*Set exercise*
Do not copy the pictures; transcribe all other material exactly.

*Supplied information*
################
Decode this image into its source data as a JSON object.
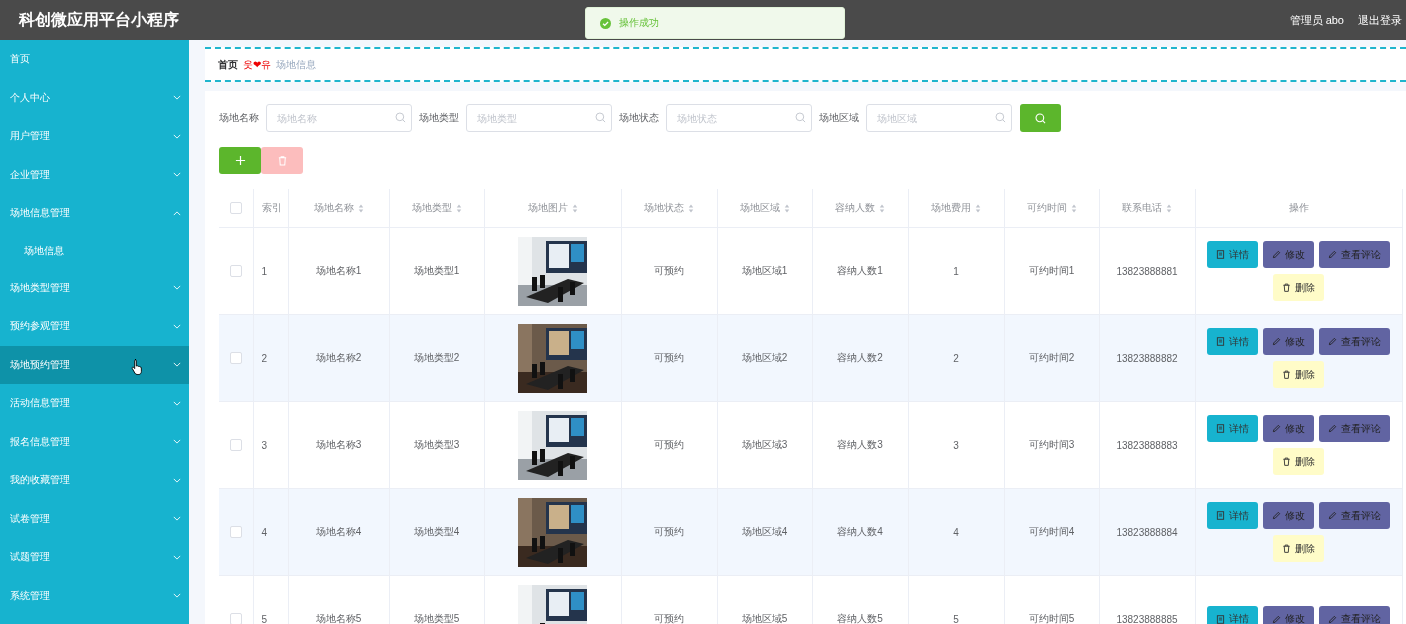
{
  "header": {
    "title": "科创微应用平台小程序",
    "user": "管理员 abo",
    "logout": "退出登录"
  },
  "toast": {
    "kind": "success",
    "message": "操作成功"
  },
  "sidebar": {
    "items": [
      {
        "label": "首页",
        "kind": "link",
        "hovered": false
      },
      {
        "label": "个人中心",
        "kind": "submenu",
        "expanded": false,
        "hovered": false
      },
      {
        "label": "用户管理",
        "kind": "submenu",
        "expanded": false,
        "hovered": false
      },
      {
        "label": "企业管理",
        "kind": "submenu",
        "expanded": false,
        "hovered": false
      },
      {
        "label": "场地信息管理",
        "kind": "submenu",
        "expanded": true,
        "hovered": false,
        "children": [
          {
            "label": "场地信息"
          }
        ]
      },
      {
        "label": "场地类型管理",
        "kind": "submenu",
        "expanded": false,
        "hovered": false
      },
      {
        "label": "预约参观管理",
        "kind": "submenu",
        "expanded": false,
        "hovered": false
      },
      {
        "label": "场地预约管理",
        "kind": "submenu",
        "expanded": false,
        "hovered": true
      },
      {
        "label": "活动信息管理",
        "kind": "submenu",
        "expanded": false,
        "hovered": false
      },
      {
        "label": "报名信息管理",
        "kind": "submenu",
        "expanded": false,
        "hovered": false
      },
      {
        "label": "我的收藏管理",
        "kind": "submenu",
        "expanded": false,
        "hovered": false
      },
      {
        "label": "试卷管理",
        "kind": "submenu",
        "expanded": false,
        "hovered": false
      },
      {
        "label": "试题管理",
        "kind": "submenu",
        "expanded": false,
        "hovered": false
      },
      {
        "label": "系统管理",
        "kind": "submenu",
        "expanded": false,
        "hovered": false
      }
    ]
  },
  "breadcrumb": {
    "home": "首页",
    "separator": "웃❤유",
    "current": "场地信息"
  },
  "search": {
    "fields": [
      {
        "label": "场地名称",
        "placeholder": "场地名称"
      },
      {
        "label": "场地类型",
        "placeholder": "场地类型"
      },
      {
        "label": "场地状态",
        "placeholder": "场地状态"
      },
      {
        "label": "场地区域",
        "placeholder": "场地区域"
      }
    ]
  },
  "toolbar": {
    "add": {
      "disabled": false
    },
    "delete": {
      "disabled": true
    }
  },
  "table": {
    "all_checked": false,
    "columns": [
      {
        "label": "索引",
        "sortable": false
      },
      {
        "label": "场地名称",
        "sortable": true
      },
      {
        "label": "场地类型",
        "sortable": true
      },
      {
        "label": "场地图片",
        "sortable": true
      },
      {
        "label": "场地状态",
        "sortable": true
      },
      {
        "label": "场地区域",
        "sortable": true
      },
      {
        "label": "容纳人数",
        "sortable": true
      },
      {
        "label": "场地费用",
        "sortable": true
      },
      {
        "label": "可约时间",
        "sortable": true
      },
      {
        "label": "联系电话",
        "sortable": true
      },
      {
        "label": "操作",
        "sortable": false
      }
    ],
    "rows": [
      {
        "checked": false,
        "cells": [
          "1",
          "场地名称1",
          "场地类型1",
          {
            "kind": "picture"
          },
          "可预约",
          "场地区域1",
          "容纳人数1",
          "1",
          "可约时间1",
          "13823888881"
        ],
        "actions": [
          {
            "kind": "detail",
            "label": "详情"
          },
          {
            "kind": "edit",
            "label": "修改"
          },
          {
            "kind": "comment",
            "label": "查看评论"
          },
          {
            "kind": "delete",
            "label": "删除"
          }
        ]
      },
      {
        "checked": false,
        "cells": [
          "2",
          "场地名称2",
          "场地类型2",
          {
            "kind": "picture"
          },
          "可预约",
          "场地区域2",
          "容纳人数2",
          "2",
          "可约时间2",
          "13823888882"
        ],
        "actions": [
          {
            "kind": "detail",
            "label": "详情"
          },
          {
            "kind": "edit",
            "label": "修改"
          },
          {
            "kind": "comment",
            "label": "查看评论"
          },
          {
            "kind": "delete",
            "label": "删除"
          }
        ]
      },
      {
        "checked": false,
        "cells": [
          "3",
          "场地名称3",
          "场地类型3",
          {
            "kind": "picture"
          },
          "可预约",
          "场地区域3",
          "容纳人数3",
          "3",
          "可约时间3",
          "13823888883"
        ],
        "actions": [
          {
            "kind": "detail",
            "label": "详情"
          },
          {
            "kind": "edit",
            "label": "修改"
          },
          {
            "kind": "comment",
            "label": "查看评论"
          },
          {
            "kind": "delete",
            "label": "删除"
          }
        ]
      },
      {
        "checked": false,
        "cells": [
          "4",
          "场地名称4",
          "场地类型4",
          {
            "kind": "picture"
          },
          "可预约",
          "场地区域4",
          "容纳人数4",
          "4",
          "可约时间4",
          "13823888884"
        ],
        "actions": [
          {
            "kind": "detail",
            "label": "详情"
          },
          {
            "kind": "edit",
            "label": "修改"
          },
          {
            "kind": "comment",
            "label": "查看评论"
          },
          {
            "kind": "delete",
            "label": "删除"
          }
        ]
      },
      {
        "checked": false,
        "cells": [
          "5",
          "场地名称5",
          "场地类型5",
          {
            "kind": "picture"
          },
          "可预约",
          "场地区域5",
          "容纳人数5",
          "5",
          "可约时间5",
          "13823888885"
        ],
        "actions": [
          {
            "kind": "detail",
            "label": "详情"
          },
          {
            "kind": "edit",
            "label": "修改"
          },
          {
            "kind": "comment",
            "label": "查看评论"
          }
        ]
      }
    ]
  }
}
################
*Written answer*
Decode this image into its source data as a JSON object.
{
  "header": {
    "title": "科创微应用平台小程序",
    "user": "管理员 abo",
    "logout": "退出登录"
  },
  "toast": {
    "kind": "success",
    "message": "操作成功"
  },
  "sidebar": {
    "items": [
      {
        "label": "首页",
        "kind": "link",
        "hovered": false
      },
      {
        "label": "个人中心",
        "kind": "submenu",
        "expanded": false,
        "hovered": false
      },
      {
        "label": "用户管理",
        "kind": "submenu",
        "expanded": false,
        "hovered": false
      },
      {
        "label": "企业管理",
        "kind": "submenu",
        "expanded": false,
        "hovered": false
      },
      {
        "label": "场地信息管理",
        "kind": "submenu",
        "expanded": true,
        "hovered": false,
        "children": [
          {
            "label": "场地信息"
          }
        ]
      },
      {
        "label": "场地类型管理",
        "kind": "submenu",
        "expanded": false,
        "hovered": false
      },
      {
        "label": "预约参观管理",
        "kind": "submenu",
        "expanded": false,
        "hovered": false
      },
      {
        "label": "场地预约管理",
        "kind": "submenu",
        "expanded": false,
        "hovered": true
      },
      {
        "label": "活动信息管理",
        "kind": "submenu",
        "expanded": false,
        "hovered": false
      },
      {
        "label": "报名信息管理",
        "kind": "submenu",
        "expanded": false,
        "hovered": false
      },
      {
        "label": "我的收藏管理",
        "kind": "submenu",
        "expanded": false,
        "hovered": false
      },
      {
        "label": "试卷管理",
        "kind": "submenu",
        "expanded": false,
        "hovered": false
      },
      {
        "label": "试题管理",
        "kind": "submenu",
        "expanded": false,
        "hovered": false
      },
      {
        "label": "系统管理",
        "kind": "submenu",
        "expanded": false,
        "hovered": false
      }
    ]
  },
  "breadcrumb": {
    "home": "首页",
    "separator": "웃❤유",
    "current": "场地信息"
  },
  "search": {
    "fields": [
      {
        "label": "场地名称",
        "placeholder": "场地名称"
      },
      {
        "label": "场地类型",
        "placeholder": "场地类型"
      },
      {
        "label": "场地状态",
        "placeholder": "场地状态"
      },
      {
        "label": "场地区域",
        "placeholder": "场地区域"
      }
    ]
  },
  "toolbar": {
    "add": {
      "disabled": false
    },
    "delete": {
      "disabled": true
    }
  },
  "table": {
    "all_checked": false,
    "columns": [
      {
        "label": "索引",
        "sortable": false
      },
      {
        "label": "场地名称",
        "sortable": true
      },
      {
        "label": "场地类型",
        "sortable": true
      },
      {
        "label": "场地图片",
        "sortable": true
      },
      {
        "label": "场地状态",
        "sortable": true
      },
      {
        "label": "场地区域",
        "sortable": true
      },
      {
        "label": "容纳人数",
        "sortable": true
      },
      {
        "label": "场地费用",
        "sortable": true
      },
      {
        "label": "可约时间",
        "sortable": true
      },
      {
        "label": "联系电话",
        "sortable": true
      },
      {
        "label": "操作",
        "sortable": false
      }
    ],
    "rows": [
      {
        "checked": false,
        "cells": [
          "1",
          "场地名称1",
          "场地类型1",
          {
            "kind": "picture"
          },
          "可预约",
          "场地区域1",
          "容纳人数1",
          "1",
          "可约时间1",
          "13823888881"
        ],
        "actions": [
          {
            "kind": "detail",
            "label": "详情"
          },
          {
            "kind": "edit",
            "label": "修改"
          },
          {
            "kind": "comment",
            "label": "查看评论"
          },
          {
            "kind": "delete",
            "label": "删除"
          }
        ]
      },
      {
        "checked": false,
        "cells": [
          "2",
          "场地名称2",
          "场地类型2",
          {
            "kind": "picture"
          },
          "可预约",
          "场地区域2",
          "容纳人数2",
          "2",
          "可约时间2",
          "13823888882"
        ],
        "actions": [
          {
            "kind": "detail",
            "label": "详情"
          },
          {
            "kind": "edit",
            "label": "修改"
          },
          {
            "kind": "comment",
            "label": "查看评论"
          },
          {
            "kind": "delete",
            "label": "删除"
          }
        ]
      },
      {
        "checked": false,
        "cells": [
          "3",
          "场地名称3",
          "场地类型3",
          {
            "kind": "picture"
          },
          "可预约",
          "场地区域3",
          "容纳人数3",
          "3",
          "可约时间3",
          "13823888883"
        ],
        "actions": [
          {
            "kind": "detail",
            "label": "详情"
          },
          {
            "kind": "edit",
            "label": "修改"
          },
          {
            "kind": "comment",
            "label": "查看评论"
          },
          {
            "kind": "delete",
            "label": "删除"
          }
        ]
      },
      {
        "checked": false,
        "cells": [
          "4",
          "场地名称4",
          "场地类型4",
          {
            "kind": "picture"
          },
          "可预约",
          "场地区域4",
          "容纳人数4",
          "4",
          "可约时间4",
          "13823888884"
        ],
        "actions": [
          {
            "kind": "detail",
            "label": "详情"
          },
          {
            "kind": "edit",
            "label": "修改"
          },
          {
            "kind": "comment",
            "label": "查看评论"
          },
          {
            "kind": "delete",
            "label": "删除"
          }
        ]
      },
      {
        "checked": false,
        "cells": [
          "5",
          "场地名称5",
          "场地类型5",
          {
            "kind": "picture"
          },
          "可预约",
          "场地区域5",
          "容纳人数5",
          "5",
          "可约时间5",
          "13823888885"
        ],
        "actions": [
          {
            "kind": "detail",
            "label": "详情"
          },
          {
            "kind": "edit",
            "label": "修改"
          },
          {
            "kind": "comment",
            "label": "查看评论"
          }
        ]
      }
    ]
  }
}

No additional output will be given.